[Figure collection entries]

+ + + + + + +

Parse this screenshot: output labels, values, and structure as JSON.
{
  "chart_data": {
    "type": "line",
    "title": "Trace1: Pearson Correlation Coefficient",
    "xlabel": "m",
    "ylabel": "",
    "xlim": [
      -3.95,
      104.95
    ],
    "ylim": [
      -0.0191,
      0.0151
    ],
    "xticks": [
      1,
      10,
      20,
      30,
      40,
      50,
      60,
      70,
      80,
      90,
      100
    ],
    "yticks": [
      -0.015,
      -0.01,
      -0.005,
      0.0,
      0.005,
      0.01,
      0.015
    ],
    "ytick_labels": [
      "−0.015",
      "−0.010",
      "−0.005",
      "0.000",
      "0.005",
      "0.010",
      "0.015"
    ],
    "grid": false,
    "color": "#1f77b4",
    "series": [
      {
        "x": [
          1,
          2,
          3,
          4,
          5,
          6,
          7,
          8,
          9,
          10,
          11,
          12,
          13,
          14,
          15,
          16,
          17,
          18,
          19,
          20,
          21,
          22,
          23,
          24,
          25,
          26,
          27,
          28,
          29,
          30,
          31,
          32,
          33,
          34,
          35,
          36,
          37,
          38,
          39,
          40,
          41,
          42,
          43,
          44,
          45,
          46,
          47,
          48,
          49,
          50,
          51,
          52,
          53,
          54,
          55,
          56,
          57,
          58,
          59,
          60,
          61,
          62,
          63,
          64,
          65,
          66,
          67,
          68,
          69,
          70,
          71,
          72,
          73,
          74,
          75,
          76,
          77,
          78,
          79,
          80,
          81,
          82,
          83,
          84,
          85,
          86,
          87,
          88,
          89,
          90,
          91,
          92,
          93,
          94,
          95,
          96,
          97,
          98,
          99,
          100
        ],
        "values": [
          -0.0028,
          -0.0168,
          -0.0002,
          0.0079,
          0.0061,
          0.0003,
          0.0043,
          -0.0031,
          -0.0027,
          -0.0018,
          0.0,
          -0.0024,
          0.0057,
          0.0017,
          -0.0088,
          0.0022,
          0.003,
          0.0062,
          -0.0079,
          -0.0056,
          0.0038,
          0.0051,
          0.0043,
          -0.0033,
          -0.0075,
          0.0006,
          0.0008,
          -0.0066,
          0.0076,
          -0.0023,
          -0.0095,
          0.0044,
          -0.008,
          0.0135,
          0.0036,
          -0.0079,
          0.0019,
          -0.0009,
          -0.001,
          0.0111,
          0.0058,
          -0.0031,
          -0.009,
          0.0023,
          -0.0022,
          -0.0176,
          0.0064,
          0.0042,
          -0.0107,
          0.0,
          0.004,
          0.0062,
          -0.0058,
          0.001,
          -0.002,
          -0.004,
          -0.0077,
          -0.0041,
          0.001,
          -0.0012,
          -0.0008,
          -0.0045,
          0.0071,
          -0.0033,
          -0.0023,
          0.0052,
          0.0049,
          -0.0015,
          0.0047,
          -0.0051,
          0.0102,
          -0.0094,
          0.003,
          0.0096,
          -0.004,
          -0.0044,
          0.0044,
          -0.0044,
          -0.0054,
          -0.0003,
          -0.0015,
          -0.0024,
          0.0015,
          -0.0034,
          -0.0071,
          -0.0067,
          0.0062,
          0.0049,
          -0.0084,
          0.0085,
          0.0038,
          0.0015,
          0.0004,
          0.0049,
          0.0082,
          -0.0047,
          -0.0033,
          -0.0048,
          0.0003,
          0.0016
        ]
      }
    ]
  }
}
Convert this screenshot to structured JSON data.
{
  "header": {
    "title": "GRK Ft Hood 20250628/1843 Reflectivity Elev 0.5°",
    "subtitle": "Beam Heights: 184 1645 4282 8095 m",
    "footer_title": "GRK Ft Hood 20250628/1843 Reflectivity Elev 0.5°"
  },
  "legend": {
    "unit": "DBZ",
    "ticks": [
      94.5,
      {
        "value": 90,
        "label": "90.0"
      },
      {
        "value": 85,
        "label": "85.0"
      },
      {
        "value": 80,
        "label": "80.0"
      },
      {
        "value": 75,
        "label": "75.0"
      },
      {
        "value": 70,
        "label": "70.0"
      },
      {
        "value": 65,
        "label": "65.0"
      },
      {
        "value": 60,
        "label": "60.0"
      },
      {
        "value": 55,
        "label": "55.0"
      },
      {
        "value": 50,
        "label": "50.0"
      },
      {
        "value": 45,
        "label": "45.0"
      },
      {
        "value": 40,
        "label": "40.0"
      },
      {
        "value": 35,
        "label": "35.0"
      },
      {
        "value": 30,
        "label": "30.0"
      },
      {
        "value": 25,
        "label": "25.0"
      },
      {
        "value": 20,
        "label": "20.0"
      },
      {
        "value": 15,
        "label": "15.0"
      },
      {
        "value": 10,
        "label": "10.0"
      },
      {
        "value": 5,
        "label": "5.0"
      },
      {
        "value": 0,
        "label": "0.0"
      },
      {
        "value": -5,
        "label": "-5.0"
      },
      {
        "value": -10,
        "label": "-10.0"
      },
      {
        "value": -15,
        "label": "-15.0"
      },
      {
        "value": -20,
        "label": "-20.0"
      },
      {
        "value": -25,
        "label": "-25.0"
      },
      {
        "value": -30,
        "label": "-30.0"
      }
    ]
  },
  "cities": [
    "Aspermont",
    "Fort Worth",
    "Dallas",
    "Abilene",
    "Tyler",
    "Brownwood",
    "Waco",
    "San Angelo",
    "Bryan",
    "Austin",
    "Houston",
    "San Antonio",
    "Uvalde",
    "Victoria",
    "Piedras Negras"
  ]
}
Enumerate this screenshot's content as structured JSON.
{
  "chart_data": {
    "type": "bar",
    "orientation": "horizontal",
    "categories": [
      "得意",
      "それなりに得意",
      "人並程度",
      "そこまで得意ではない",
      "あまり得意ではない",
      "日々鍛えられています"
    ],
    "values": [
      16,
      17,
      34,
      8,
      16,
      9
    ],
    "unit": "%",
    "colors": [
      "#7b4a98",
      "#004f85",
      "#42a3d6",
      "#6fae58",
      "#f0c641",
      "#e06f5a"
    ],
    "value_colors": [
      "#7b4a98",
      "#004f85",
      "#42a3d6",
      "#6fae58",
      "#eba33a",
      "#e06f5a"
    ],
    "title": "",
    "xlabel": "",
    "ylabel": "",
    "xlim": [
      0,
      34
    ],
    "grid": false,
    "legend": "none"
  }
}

+ + + + + + +

◆ **WHAT NEEDS TO BE DONE**: All of the entries above need to be reproduced exactly.

◆ **RESPONSE TO THE EXERCISE**:
Parse this screenshot: output labels, values, and structure as JSON.
{
  "chart_data": {
    "type": "line",
    "title": "Trace1: Pearson Correlation Coefficient",
    "xlabel": "m",
    "ylabel": "",
    "xlim": [
      -3.95,
      104.95
    ],
    "ylim": [
      -0.0191,
      0.0151
    ],
    "xticks": [
      1,
      10,
      20,
      30,
      40,
      50,
      60,
      70,
      80,
      90,
      100
    ],
    "yticks": [
      -0.015,
      -0.01,
      -0.005,
      0.0,
      0.005,
      0.01,
      0.015
    ],
    "ytick_labels": [
      "−0.015",
      "−0.010",
      "−0.005",
      "0.000",
      "0.005",
      "0.010",
      "0.015"
    ],
    "grid": false,
    "color": "#1f77b4",
    "series": [
      {
        "x": [
          1,
          2,
          3,
          4,
          5,
          6,
          7,
          8,
          9,
          10,
          11,
          12,
          13,
          14,
          15,
          16,
          17,
          18,
          19,
          20,
          21,
          22,
          23,
          24,
          25,
          26,
          27,
          28,
          29,
          30,
          31,
          32,
          33,
          34,
          35,
          36,
          37,
          38,
          39,
          40,
          41,
          42,
          43,
          44,
          45,
          46,
          47,
          48,
          49,
          50,
          51,
          52,
          53,
          54,
          55,
          56,
          57,
          58,
          59,
          60,
          61,
          62,
          63,
          64,
          65,
          66,
          67,
          68,
          69,
          70,
          71,
          72,
          73,
          74,
          75,
          76,
          77,
          78,
          79,
          80,
          81,
          82,
          83,
          84,
          85,
          86,
          87,
          88,
          89,
          90,
          91,
          92,
          93,
          94,
          95,
          96,
          97,
          98,
          99,
          100
        ],
        "values": [
          -0.0028,
          -0.0168,
          -0.0002,
          0.0079,
          0.0061,
          0.0003,
          0.0043,
          -0.0031,
          -0.0027,
          -0.0018,
          0.0,
          -0.0024,
          0.0057,
          0.0017,
          -0.0088,
          0.0022,
          0.003,
          0.0062,
          -0.0079,
          -0.0056,
          0.0038,
          0.0051,
          0.0043,
          -0.0033,
          -0.0075,
          0.0006,
          0.0008,
          -0.0066,
          0.0076,
          -0.0023,
          -0.0095,
          0.0044,
          -0.008,
          0.0135,
          0.0036,
          -0.0079,
          0.0019,
          -0.0009,
          -0.001,
          0.0111,
          0.0058,
          -0.0031,
          -0.009,
          0.0023,
          -0.0022,
          -0.0176,
          0.0064,
          0.0042,
          -0.0107,
          0.0,
          0.004,
          0.0062,
          -0.0058,
          0.001,
          -0.002,
          -0.004,
          -0.0077,
          -0.0041,
          0.001,
          -0.0012,
          -0.0008,
          -0.0045,
          0.0071,
          -0.0033,
          -0.0023,
          0.0052,
          0.0049,
          -0.0015,
          0.0047,
          -0.0051,
          0.0102,
          -0.0094,
          0.003,
          0.0096,
          -0.004,
          -0.0044,
          0.0044,
          -0.0044,
          -0.0054,
          -0.0003,
          -0.0015,
          -0.0024,
          0.0015,
          -0.0034,
          -0.0071,
          -0.0067,
          0.0062,
          0.0049,
          -0.0084,
          0.0085,
          0.0038,
          0.0015,
          0.0004,
          0.0049,
          0.0082,
          -0.0047,
          -0.0033,
          -0.0048,
          0.0003,
          0.0016
        ]
      }
    ]
  }
}
Convert this screenshot to structured JSON data.
{
  "header": {
    "title": "GRK Ft Hood 20250628/1843 Reflectivity Elev 0.5°",
    "subtitle": "Beam Heights: 184 1645 4282 8095 m",
    "footer_title": "GRK Ft Hood 20250628/1843 Reflectivity Elev 0.5°"
  },
  "legend": {
    "unit": "DBZ",
    "ticks": [
      94.5,
      {
        "value": 90,
        "label": "90.0"
      },
      {
        "value": 85,
        "label": "85.0"
      },
      {
        "value": 80,
        "label": "80.0"
      },
      {
        "value": 75,
        "label": "75.0"
      },
      {
        "value": 70,
        "label": "70.0"
      },
      {
        "value": 65,
        "label": "65.0"
      },
      {
        "value": 60,
        "label": "60.0"
      },
      {
        "value": 55,
        "label": "55.0"
      },
      {
        "value": 50,
        "label": "50.0"
      },
      {
        "value": 45,
        "label": "45.0"
      },
      {
        "value": 40,
        "label": "40.0"
      },
      {
        "value": 35,
        "label": "35.0"
      },
      {
        "value": 30,
        "label": "30.0"
      },
      {
        "value": 25,
        "label": "25.0"
      },
      {
        "value": 20,
        "label": "20.0"
      },
      {
        "value": 15,
        "label": "15.0"
      },
      {
        "value": 10,
        "label": "10.0"
      },
      {
        "value": 5,
        "label": "5.0"
      },
      {
        "value": 0,
        "label": "0.0"
      },
      {
        "value": -5,
        "label": "-5.0"
      },
      {
        "value": -10,
        "label": "-10.0"
      },
      {
        "value": -15,
        "label": "-15.0"
      },
      {
        "value": -20,
        "label": "-20.0"
      },
      {
        "value": -25,
        "label": "-25.0"
      },
      {
        "value": -30,
        "label": "-30.0"
      }
    ]
  },
  "cities": [
    "Aspermont",
    "Fort Worth",
    "Dallas",
    "Abilene",
    "Tyler",
    "Brownwood",
    "Waco",
    "San Angelo",
    "Bryan",
    "Austin",
    "Houston",
    "San Antonio",
    "Uvalde",
    "Victoria",
    "Piedras Negras"
  ]
}
Enumerate this screenshot's content as structured JSON.
{
  "chart_data": {
    "type": "bar",
    "orientation": "horizontal",
    "categories": [
      "得意",
      "それなりに得意",
      "人並程度",
      "そこまで得意ではない",
      "あまり得意ではない",
      "日々鍛えられています"
    ],
    "values": [
      16,
      17,
      34,
      8,
      16,
      9
    ],
    "unit": "%",
    "colors": [
      "#7b4a98",
      "#004f85",
      "#42a3d6",
      "#6fae58",
      "#f0c641",
      "#e06f5a"
    ],
    "value_colors": [
      "#7b4a98",
      "#004f85",
      "#42a3d6",
      "#6fae58",
      "#eba33a",
      "#e06f5a"
    ],
    "title": "",
    "xlabel": "",
    "ylabel": "",
    "xlim": [
      0,
      34
    ],
    "grid": false,
    "legend": "none"
  }
}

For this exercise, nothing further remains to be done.